WHAT YOU SHOULD DO: Copy out all lines that carry the word "mesme".
☆ ☆ ☆ ☆
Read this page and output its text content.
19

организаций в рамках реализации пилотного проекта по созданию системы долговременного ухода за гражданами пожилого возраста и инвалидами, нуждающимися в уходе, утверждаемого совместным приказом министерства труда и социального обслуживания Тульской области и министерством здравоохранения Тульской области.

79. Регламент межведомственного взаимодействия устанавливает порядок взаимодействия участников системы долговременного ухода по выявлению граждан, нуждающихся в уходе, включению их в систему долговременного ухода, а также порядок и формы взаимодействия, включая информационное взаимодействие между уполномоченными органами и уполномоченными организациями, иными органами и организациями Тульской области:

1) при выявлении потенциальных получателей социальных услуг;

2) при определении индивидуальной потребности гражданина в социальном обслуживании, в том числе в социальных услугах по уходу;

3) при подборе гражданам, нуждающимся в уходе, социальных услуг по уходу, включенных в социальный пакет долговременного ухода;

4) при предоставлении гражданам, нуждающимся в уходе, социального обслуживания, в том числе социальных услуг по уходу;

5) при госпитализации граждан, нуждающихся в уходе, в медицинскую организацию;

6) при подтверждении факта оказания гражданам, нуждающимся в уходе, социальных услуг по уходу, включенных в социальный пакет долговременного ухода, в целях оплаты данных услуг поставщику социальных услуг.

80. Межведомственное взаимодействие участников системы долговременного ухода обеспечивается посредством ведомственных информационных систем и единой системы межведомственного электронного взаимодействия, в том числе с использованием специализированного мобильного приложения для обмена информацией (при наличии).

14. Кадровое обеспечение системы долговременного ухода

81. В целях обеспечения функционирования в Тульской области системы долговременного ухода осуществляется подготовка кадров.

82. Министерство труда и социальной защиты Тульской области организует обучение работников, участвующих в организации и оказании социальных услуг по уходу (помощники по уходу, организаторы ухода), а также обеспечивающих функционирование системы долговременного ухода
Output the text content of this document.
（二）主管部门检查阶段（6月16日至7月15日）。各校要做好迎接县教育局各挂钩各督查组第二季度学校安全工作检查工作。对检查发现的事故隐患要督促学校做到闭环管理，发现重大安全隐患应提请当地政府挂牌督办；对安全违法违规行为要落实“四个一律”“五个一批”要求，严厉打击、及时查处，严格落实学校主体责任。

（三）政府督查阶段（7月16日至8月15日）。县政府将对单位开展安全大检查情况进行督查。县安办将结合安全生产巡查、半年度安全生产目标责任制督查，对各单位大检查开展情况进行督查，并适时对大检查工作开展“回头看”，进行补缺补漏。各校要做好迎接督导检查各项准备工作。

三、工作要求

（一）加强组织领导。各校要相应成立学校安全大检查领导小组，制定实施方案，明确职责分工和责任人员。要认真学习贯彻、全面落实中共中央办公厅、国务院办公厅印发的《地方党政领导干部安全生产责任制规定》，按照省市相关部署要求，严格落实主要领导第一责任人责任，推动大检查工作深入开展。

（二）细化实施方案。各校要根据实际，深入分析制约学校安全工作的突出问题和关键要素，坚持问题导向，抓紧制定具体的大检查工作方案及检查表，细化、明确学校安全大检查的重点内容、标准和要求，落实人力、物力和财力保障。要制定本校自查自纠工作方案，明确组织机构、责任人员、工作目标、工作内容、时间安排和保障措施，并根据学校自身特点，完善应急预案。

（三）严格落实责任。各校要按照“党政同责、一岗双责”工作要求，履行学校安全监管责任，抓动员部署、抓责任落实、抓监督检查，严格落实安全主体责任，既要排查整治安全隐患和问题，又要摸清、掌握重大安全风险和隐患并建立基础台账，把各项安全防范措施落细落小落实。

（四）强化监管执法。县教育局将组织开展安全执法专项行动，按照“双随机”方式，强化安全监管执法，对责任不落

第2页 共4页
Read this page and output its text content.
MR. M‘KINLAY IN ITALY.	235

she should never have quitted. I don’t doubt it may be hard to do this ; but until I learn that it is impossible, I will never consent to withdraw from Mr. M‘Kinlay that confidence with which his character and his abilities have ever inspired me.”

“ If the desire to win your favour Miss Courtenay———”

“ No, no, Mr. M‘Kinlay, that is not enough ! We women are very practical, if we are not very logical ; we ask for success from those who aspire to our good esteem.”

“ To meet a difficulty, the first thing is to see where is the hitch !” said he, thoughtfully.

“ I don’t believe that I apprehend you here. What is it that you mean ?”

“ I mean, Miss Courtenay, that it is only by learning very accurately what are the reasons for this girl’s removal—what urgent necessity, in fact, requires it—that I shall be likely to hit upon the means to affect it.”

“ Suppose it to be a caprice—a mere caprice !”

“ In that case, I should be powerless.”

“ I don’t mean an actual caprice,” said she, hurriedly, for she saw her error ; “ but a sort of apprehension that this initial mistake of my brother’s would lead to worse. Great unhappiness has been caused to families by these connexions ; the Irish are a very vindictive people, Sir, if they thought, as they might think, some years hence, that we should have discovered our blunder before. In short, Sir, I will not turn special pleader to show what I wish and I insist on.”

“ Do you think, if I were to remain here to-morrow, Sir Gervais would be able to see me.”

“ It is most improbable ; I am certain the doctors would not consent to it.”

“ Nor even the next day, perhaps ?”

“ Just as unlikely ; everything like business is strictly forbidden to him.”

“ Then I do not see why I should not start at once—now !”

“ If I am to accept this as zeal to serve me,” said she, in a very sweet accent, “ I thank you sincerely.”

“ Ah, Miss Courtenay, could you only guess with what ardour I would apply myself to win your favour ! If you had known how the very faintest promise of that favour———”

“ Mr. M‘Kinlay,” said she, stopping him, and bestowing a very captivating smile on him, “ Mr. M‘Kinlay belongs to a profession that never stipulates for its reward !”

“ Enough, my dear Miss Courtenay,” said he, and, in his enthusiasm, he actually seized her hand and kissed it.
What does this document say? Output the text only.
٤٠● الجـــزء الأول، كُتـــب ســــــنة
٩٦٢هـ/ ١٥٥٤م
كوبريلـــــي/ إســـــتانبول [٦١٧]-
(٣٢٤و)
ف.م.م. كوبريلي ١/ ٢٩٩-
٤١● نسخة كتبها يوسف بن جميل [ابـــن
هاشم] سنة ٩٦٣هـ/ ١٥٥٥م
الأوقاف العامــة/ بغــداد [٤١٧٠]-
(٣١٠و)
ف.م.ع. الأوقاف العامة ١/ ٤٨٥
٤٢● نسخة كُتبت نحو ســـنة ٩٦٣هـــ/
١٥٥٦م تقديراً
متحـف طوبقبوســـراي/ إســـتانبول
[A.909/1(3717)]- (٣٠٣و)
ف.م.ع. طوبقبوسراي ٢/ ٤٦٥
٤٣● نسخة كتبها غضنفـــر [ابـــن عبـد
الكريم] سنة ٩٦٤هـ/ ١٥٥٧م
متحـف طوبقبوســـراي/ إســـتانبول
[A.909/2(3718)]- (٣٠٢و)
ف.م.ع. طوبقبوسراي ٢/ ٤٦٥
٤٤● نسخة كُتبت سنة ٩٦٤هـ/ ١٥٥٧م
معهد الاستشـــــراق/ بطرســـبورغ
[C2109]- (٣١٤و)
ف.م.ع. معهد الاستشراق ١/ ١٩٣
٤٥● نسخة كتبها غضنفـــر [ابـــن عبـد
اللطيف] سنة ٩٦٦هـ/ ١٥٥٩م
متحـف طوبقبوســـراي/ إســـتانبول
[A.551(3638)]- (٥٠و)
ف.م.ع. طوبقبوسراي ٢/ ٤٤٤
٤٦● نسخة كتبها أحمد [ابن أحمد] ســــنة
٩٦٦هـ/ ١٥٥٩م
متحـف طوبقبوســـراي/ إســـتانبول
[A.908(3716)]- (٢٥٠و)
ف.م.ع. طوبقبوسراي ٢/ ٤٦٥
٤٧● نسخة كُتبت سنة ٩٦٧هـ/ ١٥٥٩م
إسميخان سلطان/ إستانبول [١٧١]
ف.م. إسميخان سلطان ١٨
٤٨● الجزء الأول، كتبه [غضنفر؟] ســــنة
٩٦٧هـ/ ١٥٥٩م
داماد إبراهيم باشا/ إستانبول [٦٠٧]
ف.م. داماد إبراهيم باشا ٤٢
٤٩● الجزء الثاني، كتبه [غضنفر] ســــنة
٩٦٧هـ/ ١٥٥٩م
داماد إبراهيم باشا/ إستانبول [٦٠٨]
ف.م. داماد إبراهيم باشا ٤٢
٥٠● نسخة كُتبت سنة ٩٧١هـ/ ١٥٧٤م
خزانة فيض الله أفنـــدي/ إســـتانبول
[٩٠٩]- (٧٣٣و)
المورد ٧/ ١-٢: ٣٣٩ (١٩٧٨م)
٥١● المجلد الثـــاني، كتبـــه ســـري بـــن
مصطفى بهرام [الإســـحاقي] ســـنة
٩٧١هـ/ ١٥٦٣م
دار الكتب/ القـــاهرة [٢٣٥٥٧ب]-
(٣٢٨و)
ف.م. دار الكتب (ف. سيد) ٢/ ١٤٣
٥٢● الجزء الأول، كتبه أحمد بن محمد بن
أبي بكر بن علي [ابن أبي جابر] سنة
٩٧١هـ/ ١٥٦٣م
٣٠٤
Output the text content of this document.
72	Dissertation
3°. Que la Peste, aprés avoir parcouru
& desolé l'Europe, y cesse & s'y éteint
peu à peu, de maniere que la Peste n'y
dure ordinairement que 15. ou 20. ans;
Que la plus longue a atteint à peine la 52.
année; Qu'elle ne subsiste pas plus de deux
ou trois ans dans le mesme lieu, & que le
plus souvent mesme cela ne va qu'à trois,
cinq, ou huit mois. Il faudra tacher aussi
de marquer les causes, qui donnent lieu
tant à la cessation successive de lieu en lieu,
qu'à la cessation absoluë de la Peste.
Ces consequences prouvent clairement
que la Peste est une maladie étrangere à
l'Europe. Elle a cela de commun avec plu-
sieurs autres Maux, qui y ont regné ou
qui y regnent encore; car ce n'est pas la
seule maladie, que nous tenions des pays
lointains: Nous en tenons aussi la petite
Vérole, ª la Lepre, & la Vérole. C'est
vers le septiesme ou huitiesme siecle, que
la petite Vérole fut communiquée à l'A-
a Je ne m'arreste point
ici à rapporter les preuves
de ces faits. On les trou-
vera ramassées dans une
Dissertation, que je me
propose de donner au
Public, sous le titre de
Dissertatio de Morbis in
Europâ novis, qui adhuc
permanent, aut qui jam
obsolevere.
☆ ☆ ☆ ☆
CORRECT RESPONSE:
ou trois ans dans le mesme lieu, & que le
plus souvent mesme cela ne va qu'à trois,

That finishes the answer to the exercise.